§ Record extracts
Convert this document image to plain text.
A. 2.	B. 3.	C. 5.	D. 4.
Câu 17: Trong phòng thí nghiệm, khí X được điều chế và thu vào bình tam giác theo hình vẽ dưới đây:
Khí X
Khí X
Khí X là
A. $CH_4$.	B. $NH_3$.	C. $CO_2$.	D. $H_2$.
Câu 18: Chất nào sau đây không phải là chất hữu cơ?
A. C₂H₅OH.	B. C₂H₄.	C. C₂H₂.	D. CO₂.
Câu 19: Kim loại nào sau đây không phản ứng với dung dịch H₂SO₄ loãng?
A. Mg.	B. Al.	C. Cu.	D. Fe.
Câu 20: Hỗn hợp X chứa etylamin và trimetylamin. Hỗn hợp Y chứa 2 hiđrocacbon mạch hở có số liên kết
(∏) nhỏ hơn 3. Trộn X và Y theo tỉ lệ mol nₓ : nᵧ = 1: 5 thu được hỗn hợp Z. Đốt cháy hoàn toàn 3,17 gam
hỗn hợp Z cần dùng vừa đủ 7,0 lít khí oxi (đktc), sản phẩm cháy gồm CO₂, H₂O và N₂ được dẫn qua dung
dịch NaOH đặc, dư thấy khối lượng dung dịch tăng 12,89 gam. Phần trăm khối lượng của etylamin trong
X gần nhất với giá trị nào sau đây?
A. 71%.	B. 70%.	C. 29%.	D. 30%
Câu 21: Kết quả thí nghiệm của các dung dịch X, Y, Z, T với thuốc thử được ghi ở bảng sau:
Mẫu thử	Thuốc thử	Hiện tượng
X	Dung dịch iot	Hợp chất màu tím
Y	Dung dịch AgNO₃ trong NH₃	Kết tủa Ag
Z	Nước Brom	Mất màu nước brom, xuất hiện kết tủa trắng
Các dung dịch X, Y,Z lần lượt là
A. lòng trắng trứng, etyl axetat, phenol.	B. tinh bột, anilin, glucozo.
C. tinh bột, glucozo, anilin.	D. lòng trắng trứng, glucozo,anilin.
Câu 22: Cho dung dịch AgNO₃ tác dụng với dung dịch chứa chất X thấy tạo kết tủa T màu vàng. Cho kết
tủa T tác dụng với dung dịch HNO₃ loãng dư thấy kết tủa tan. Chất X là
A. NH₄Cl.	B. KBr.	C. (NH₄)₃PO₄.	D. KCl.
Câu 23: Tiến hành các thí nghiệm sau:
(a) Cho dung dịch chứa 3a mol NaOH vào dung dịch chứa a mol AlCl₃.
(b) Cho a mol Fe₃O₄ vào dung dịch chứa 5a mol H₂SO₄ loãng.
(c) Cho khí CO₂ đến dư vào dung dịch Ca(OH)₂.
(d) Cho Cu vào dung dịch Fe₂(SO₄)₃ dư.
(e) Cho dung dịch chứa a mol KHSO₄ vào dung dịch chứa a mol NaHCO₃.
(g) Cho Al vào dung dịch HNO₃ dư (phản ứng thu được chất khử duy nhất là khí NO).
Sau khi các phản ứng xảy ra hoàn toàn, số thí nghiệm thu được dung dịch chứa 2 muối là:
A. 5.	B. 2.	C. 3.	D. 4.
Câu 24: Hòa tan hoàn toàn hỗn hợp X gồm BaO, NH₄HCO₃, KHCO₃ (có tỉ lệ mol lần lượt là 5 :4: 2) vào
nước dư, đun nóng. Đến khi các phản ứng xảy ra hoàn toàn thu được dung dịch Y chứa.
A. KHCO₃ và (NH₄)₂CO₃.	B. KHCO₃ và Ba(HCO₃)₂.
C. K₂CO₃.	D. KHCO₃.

§ Task details
Return every record, word for word.

§ The response
Convert this document image to plain text.
A. 2.	B. 3.	C. 5.	D. 4.
Câu 17: Trong phòng thí nghiệm, khí X được điều chế và thu vào bình tam giác theo hình vẽ dưới đây:
Khí X
Khí X
Khí X là
A. $CH_4$.	B. $NH_3$.	C. $CO_2$.	D. $H_2$.
Câu 18: Chất nào sau đây không phải là chất hữu cơ?
A. C₂H₅OH.	B. C₂H₄.	C. C₂H₂.	D. CO₂.
Câu 19: Kim loại nào sau đây không phản ứng với dung dịch H₂SO₄ loãng?
A. Mg.	B. Al.	C. Cu.	D. Fe.
Câu 20: Hỗn hợp X chứa etylamin và trimetylamin. Hỗn hợp Y chứa 2 hiđrocacbon mạch hở có số liên kết
(∏) nhỏ hơn 3. Trộn X và Y theo tỉ lệ mol nₓ : nᵧ = 1: 5 thu được hỗn hợp Z. Đốt cháy hoàn toàn 3,17 gam
hỗn hợp Z cần dùng vừa đủ 7,0 lít khí oxi (đktc), sản phẩm cháy gồm CO₂, H₂O và N₂ được dẫn qua dung
dịch NaOH đặc, dư thấy khối lượng dung dịch tăng 12,89 gam. Phần trăm khối lượng của etylamin trong
X gần nhất với giá trị nào sau đây?
A. 71%.	B. 70%.	C. 29%.	D. 30%
Câu 21: Kết quả thí nghiệm của các dung dịch X, Y, Z, T với thuốc thử được ghi ở bảng sau:
Mẫu thử	Thuốc thử	Hiện tượng
X	Dung dịch iot	Hợp chất màu tím
Y	Dung dịch AgNO₃ trong NH₃	Kết tủa Ag
Z	Nước Brom	Mất màu nước brom, xuất hiện kết tủa trắng
Các dung dịch X, Y,Z lần lượt là
A. lòng trắng trứng, etyl axetat, phenol.	B. tinh bột, anilin, glucozo.
C. tinh bột, glucozo, anilin.	D. lòng trắng trứng, glucozo,anilin.
Câu 22: Cho dung dịch AgNO₃ tác dụng với dung dịch chứa chất X thấy tạo kết tủa T màu vàng. Cho kết
tủa T tác dụng với dung dịch HNO₃ loãng dư thấy kết tủa tan. Chất X là
A. NH₄Cl.	B. KBr.	C. (NH₄)₃PO₄.	D. KCl.
Câu 23: Tiến hành các thí nghiệm sau:
(a) Cho dung dịch chứa 3a mol NaOH vào dung dịch chứa a mol AlCl₃.
(b) Cho a mol Fe₃O₄ vào dung dịch chứa 5a mol H₂SO₄ loãng.
(c) Cho khí CO₂ đến dư vào dung dịch Ca(OH)₂.
(d) Cho Cu vào dung dịch Fe₂(SO₄)₃ dư.
(e) Cho dung dịch chứa a mol KHSO₄ vào dung dịch chứa a mol NaHCO₃.
(g) Cho Al vào dung dịch HNO₃ dư (phản ứng thu được chất khử duy nhất là khí NO).
Sau khi các phản ứng xảy ra hoàn toàn, số thí nghiệm thu được dung dịch chứa 2 muối là:
A. 5.	B. 2.	C. 3.	D. 4.
Câu 24: Hòa tan hoàn toàn hỗn hợp X gồm BaO, NH₄HCO₃, KHCO₃ (có tỉ lệ mol lần lượt là 5 :4: 2) vào
nước dư, đun nóng. Đến khi các phản ứng xảy ra hoàn toàn thu được dung dịch Y chứa.
A. KHCO₃ và (NH₄)₂CO₃.	B. KHCO₃ và Ba(HCO₃)₂.
C. K₂CO₃.	D. KHCO₃.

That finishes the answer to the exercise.